• _Your instructions_:
Return the material word for word. Do not include the pictures.

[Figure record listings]

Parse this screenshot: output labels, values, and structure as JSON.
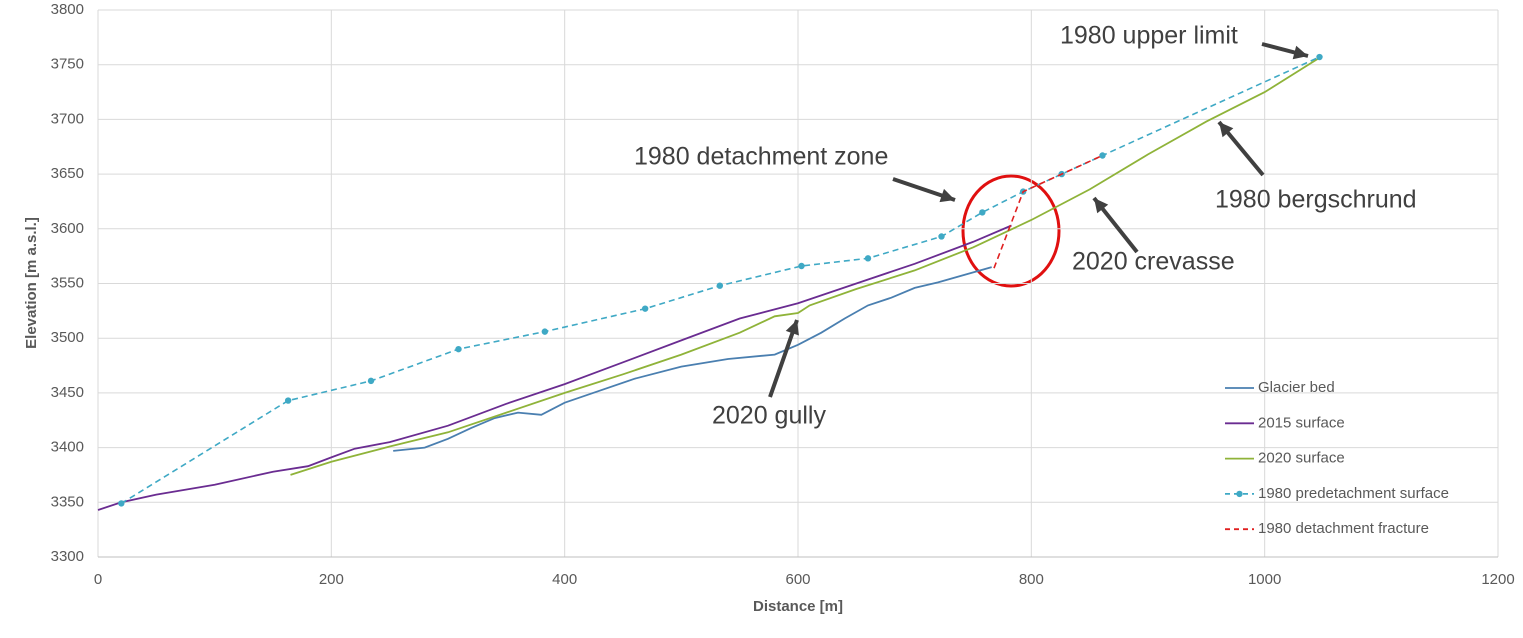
{
  "chart_data": {
    "type": "line",
    "xlabel": "Distance [m]",
    "ylabel": "Elevation [m a.s.l.]",
    "xlim": [
      0,
      1200
    ],
    "xticks": [
      0,
      200,
      400,
      600,
      800,
      1000,
      1200
    ],
    "ylim": [
      3300,
      3800
    ],
    "yticks": [
      3300,
      3350,
      3400,
      3450,
      3500,
      3550,
      3600,
      3650,
      3700,
      3750,
      3800
    ],
    "grid": true,
    "legend": "lower right",
    "series": [
      {
        "name": "Glacier bed",
        "color": "#4a7fb0",
        "style": "solid",
        "x": [
          253,
          280,
          300,
          320,
          340,
          360,
          380,
          400,
          430,
          460,
          500,
          540,
          580,
          600,
          620,
          640,
          660,
          680,
          700,
          720,
          740,
          766
        ],
        "values": [
          3397,
          3400,
          3408,
          3418,
          3427,
          3432,
          3430,
          3441,
          3452,
          3463,
          3474,
          3481,
          3485,
          3494,
          3505,
          3518,
          3530,
          3537,
          3546,
          3551,
          3557,
          3565
        ]
      },
      {
        "name": "2015 surface",
        "color": "#6a2c91",
        "style": "solid",
        "x": [
          0,
          20,
          50,
          100,
          150,
          180,
          200,
          220,
          250,
          300,
          350,
          400,
          450,
          500,
          550,
          600,
          650,
          700,
          750,
          783
        ],
        "values": [
          3343,
          3350,
          3357,
          3366,
          3378,
          3383,
          3391,
          3399,
          3405,
          3420,
          3440,
          3458,
          3478,
          3498,
          3518,
          3532,
          3550,
          3568,
          3588,
          3603
        ]
      },
      {
        "name": "2020 surface",
        "color": "#8fb339",
        "style": "solid",
        "x": [
          165,
          200,
          250,
          300,
          350,
          400,
          450,
          500,
          550,
          580,
          600,
          610,
          650,
          700,
          750,
          800,
          850,
          900,
          950,
          1000,
          1048
        ],
        "values": [
          3375,
          3387,
          3401,
          3414,
          3432,
          3450,
          3467,
          3485,
          3505,
          3520,
          3523,
          3530,
          3545,
          3562,
          3583,
          3608,
          3636,
          3668,
          3698,
          3725,
          3757
        ]
      },
      {
        "name": "1980 predetachment surface",
        "color": "#3fa9c5",
        "style": "dashed",
        "markers": true,
        "x": [
          20,
          163,
          234,
          309,
          383,
          469,
          533,
          603,
          660,
          723,
          758,
          793,
          826,
          861,
          1047
        ],
        "values": [
          3349,
          3443,
          3461,
          3490,
          3506,
          3527,
          3548,
          3566,
          3573,
          3593,
          3615,
          3634,
          3650,
          3667,
          3757
        ]
      },
      {
        "name": "1980 detachment fracture",
        "color": "#e02020",
        "style": "dashed",
        "x": [
          768,
          793,
          826,
          861
        ],
        "values": [
          3564,
          3634,
          3650,
          3667
        ]
      }
    ],
    "annotations": [
      "1980 upper limit",
      "1980 detachment zone",
      "1980 bergschrund",
      "2020 crevasse",
      "2020 gully"
    ]
  }
}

• _Correct answer_:
Parse this screenshot: output labels, values, and structure as JSON.
{
  "chart_data": {
    "type": "line",
    "xlabel": "Distance [m]",
    "ylabel": "Elevation [m a.s.l.]",
    "xlim": [
      0,
      1200
    ],
    "xticks": [
      0,
      200,
      400,
      600,
      800,
      1000,
      1200
    ],
    "ylim": [
      3300,
      3800
    ],
    "yticks": [
      3300,
      3350,
      3400,
      3450,
      3500,
      3550,
      3600,
      3650,
      3700,
      3750,
      3800
    ],
    "grid": true,
    "legend": "lower right",
    "series": [
      {
        "name": "Glacier bed",
        "color": "#4a7fb0",
        "style": "solid",
        "x": [
          253,
          280,
          300,
          320,
          340,
          360,
          380,
          400,
          430,
          460,
          500,
          540,
          580,
          600,
          620,
          640,
          660,
          680,
          700,
          720,
          740,
          766
        ],
        "values": [
          3397,
          3400,
          3408,
          3418,
          3427,
          3432,
          3430,
          3441,
          3452,
          3463,
          3474,
          3481,
          3485,
          3494,
          3505,
          3518,
          3530,
          3537,
          3546,
          3551,
          3557,
          3565
        ]
      },
      {
        "name": "2015 surface",
        "color": "#6a2c91",
        "style": "solid",
        "x": [
          0,
          20,
          50,
          100,
          150,
          180,
          200,
          220,
          250,
          300,
          350,
          400,
          450,
          500,
          550,
          600,
          650,
          700,
          750,
          783
        ],
        "values": [
          3343,
          3350,
          3357,
          3366,
          3378,
          3383,
          3391,
          3399,
          3405,
          3420,
          3440,
          3458,
          3478,
          3498,
          3518,
          3532,
          3550,
          3568,
          3588,
          3603
        ]
      },
      {
        "name": "2020 surface",
        "color": "#8fb339",
        "style": "solid",
        "x": [
          165,
          200,
          250,
          300,
          350,
          400,
          450,
          500,
          550,
          580,
          600,
          610,
          650,
          700,
          750,
          800,
          850,
          900,
          950,
          1000,
          1048
        ],
        "values": [
          3375,
          3387,
          3401,
          3414,
          3432,
          3450,
          3467,
          3485,
          3505,
          3520,
          3523,
          3530,
          3545,
          3562,
          3583,
          3608,
          3636,
          3668,
          3698,
          3725,
          3757
        ]
      },
      {
        "name": "1980 predetachment surface",
        "color": "#3fa9c5",
        "style": "dashed",
        "markers": true,
        "x": [
          20,
          163,
          234,
          309,
          383,
          469,
          533,
          603,
          660,
          723,
          758,
          793,
          826,
          861,
          1047
        ],
        "values": [
          3349,
          3443,
          3461,
          3490,
          3506,
          3527,
          3548,
          3566,
          3573,
          3593,
          3615,
          3634,
          3650,
          3667,
          3757
        ]
      },
      {
        "name": "1980 detachment fracture",
        "color": "#e02020",
        "style": "dashed",
        "x": [
          768,
          793,
          826,
          861
        ],
        "values": [
          3564,
          3634,
          3650,
          3667
        ]
      }
    ],
    "annotations": [
      "1980 upper limit",
      "1980 detachment zone",
      "1980 bergschrund",
      "2020 crevasse",
      "2020 gully"
    ]
  }
}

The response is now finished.